**Supplied records**
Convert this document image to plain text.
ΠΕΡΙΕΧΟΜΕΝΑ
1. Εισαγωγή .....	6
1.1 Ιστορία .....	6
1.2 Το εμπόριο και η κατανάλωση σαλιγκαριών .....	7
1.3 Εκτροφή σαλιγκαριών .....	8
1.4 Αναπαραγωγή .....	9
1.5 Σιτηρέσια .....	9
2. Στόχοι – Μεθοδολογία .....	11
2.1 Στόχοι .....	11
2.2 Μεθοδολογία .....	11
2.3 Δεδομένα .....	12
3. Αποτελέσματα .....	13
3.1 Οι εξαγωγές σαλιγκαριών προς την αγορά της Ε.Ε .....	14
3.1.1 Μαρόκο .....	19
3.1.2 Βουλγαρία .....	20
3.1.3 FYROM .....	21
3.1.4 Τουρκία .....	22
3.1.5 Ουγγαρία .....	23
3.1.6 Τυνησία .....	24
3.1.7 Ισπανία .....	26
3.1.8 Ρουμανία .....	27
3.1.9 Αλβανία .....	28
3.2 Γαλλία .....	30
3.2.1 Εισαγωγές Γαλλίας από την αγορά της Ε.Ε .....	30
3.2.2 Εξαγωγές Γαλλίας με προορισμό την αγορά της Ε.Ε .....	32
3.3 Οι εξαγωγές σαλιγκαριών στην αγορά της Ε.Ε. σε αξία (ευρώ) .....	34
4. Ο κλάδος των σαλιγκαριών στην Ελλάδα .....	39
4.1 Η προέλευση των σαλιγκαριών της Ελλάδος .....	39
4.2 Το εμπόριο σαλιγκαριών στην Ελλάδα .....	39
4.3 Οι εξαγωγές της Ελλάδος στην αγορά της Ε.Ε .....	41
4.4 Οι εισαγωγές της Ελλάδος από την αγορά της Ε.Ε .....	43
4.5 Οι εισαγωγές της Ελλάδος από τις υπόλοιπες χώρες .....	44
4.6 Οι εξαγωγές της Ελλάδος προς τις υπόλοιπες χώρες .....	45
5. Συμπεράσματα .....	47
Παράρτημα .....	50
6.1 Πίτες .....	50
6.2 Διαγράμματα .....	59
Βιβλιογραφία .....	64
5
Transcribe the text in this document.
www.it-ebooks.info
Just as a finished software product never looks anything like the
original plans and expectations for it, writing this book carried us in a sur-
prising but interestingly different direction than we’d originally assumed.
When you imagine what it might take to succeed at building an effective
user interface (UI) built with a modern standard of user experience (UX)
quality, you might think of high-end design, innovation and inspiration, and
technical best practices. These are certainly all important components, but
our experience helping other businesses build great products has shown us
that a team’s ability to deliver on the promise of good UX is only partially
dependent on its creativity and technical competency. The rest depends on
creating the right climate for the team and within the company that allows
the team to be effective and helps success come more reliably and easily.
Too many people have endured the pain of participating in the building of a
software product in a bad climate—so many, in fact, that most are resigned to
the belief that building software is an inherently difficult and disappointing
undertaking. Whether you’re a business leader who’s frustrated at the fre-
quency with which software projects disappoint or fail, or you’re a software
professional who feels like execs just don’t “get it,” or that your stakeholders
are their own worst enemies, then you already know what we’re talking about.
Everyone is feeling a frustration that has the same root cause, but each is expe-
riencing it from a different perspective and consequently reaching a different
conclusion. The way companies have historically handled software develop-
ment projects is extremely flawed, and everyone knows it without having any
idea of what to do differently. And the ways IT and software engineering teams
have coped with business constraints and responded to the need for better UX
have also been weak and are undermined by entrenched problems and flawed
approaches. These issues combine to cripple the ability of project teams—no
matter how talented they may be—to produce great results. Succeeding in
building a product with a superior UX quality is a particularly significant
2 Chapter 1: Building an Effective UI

**Requirements**
Each line above must be printed exactly as it appears.

**Exercise answer**
Convert this document image to plain text.
ΠΕΡΙΕΧΟΜΕΝΑ
1. Εισαγωγή .....	6
1.1 Ιστορία .....	6
1.2 Το εμπόριο και η κατανάλωση σαλιγκαριών .....	7
1.3 Εκτροφή σαλιγκαριών .....	8
1.4 Αναπαραγωγή .....	9
1.5 Σιτηρέσια .....	9
2. Στόχοι – Μεθοδολογία .....	11
2.1 Στόχοι .....	11
2.2 Μεθοδολογία .....	11
2.3 Δεδομένα .....	12
3. Αποτελέσματα .....	13
3.1 Οι εξαγωγές σαλιγκαριών προς την αγορά της Ε.Ε .....	14
3.1.1 Μαρόκο .....	19
3.1.2 Βουλγαρία .....	20
3.1.3 FYROM .....	21
3.1.4 Τουρκία .....	22
3.1.5 Ουγγαρία .....	23
3.1.6 Τυνησία .....	24
3.1.7 Ισπανία .....	26
3.1.8 Ρουμανία .....	27
3.1.9 Αλβανία .....	28
3.2 Γαλλία .....	30
3.2.1 Εισαγωγές Γαλλίας από την αγορά της Ε.Ε .....	30
3.2.2 Εξαγωγές Γαλλίας με προορισμό την αγορά της Ε.Ε .....	32
3.3 Οι εξαγωγές σαλιγκαριών στην αγορά της Ε.Ε. σε αξία (ευρώ) .....	34
4. Ο κλάδος των σαλιγκαριών στην Ελλάδα .....	39
4.1 Η προέλευση των σαλιγκαριών της Ελλάδος .....	39
4.2 Το εμπόριο σαλιγκαριών στην Ελλάδα .....	39
4.3 Οι εξαγωγές της Ελλάδος στην αγορά της Ε.Ε .....	41
4.4 Οι εισαγωγές της Ελλάδος από την αγορά της Ε.Ε .....	43
4.5 Οι εισαγωγές της Ελλάδος από τις υπόλοιπες χώρες .....	44
4.6 Οι εξαγωγές της Ελλάδος προς τις υπόλοιπες χώρες .....	45
5. Συμπεράσματα .....	47
Παράρτημα .....	50
6.1 Πίτες .....	50
6.2 Διαγράμματα .....	59
Βιβλιογραφία .....	64
5
Transcribe the text in this document.
www.it-ebooks.info
Just as a finished software product never looks anything like the
original plans and expectations for it, writing this book carried us in a sur-
prising but interestingly different direction than we’d originally assumed.
When you imagine what it might take to succeed at building an effective
user interface (UI) built with a modern standard of user experience (UX)
quality, you might think of high-end design, innovation and inspiration, and
technical best practices. These are certainly all important components, but
our experience helping other businesses build great products has shown us
that a team’s ability to deliver on the promise of good UX is only partially
dependent on its creativity and technical competency. The rest depends on
creating the right climate for the team and within the company that allows
the team to be effective and helps success come more reliably and easily.
Too many people have endured the pain of participating in the building of a
software product in a bad climate—so many, in fact, that most are resigned to
the belief that building software is an inherently difficult and disappointing
undertaking. Whether you’re a business leader who’s frustrated at the fre-
quency with which software projects disappoint or fail, or you’re a software
professional who feels like execs just don’t “get it,” or that your stakeholders
are their own worst enemies, then you already know what we’re talking about.
Everyone is feeling a frustration that has the same root cause, but each is expe-
riencing it from a different perspective and consequently reaching a different
conclusion. The way companies have historically handled software develop-
ment projects is extremely flawed, and everyone knows it without having any
idea of what to do differently. And the ways IT and software engineering teams
have coped with business constraints and responded to the need for better UX
have also been weak and are undermined by entrenched problems and flawed
approaches. These issues combine to cripple the ability of project teams—no
matter how talented they may be—to produce great results. Succeeding in
building a product with a superior UX quality is a particularly significant
2 Chapter 1: Building an Effective UI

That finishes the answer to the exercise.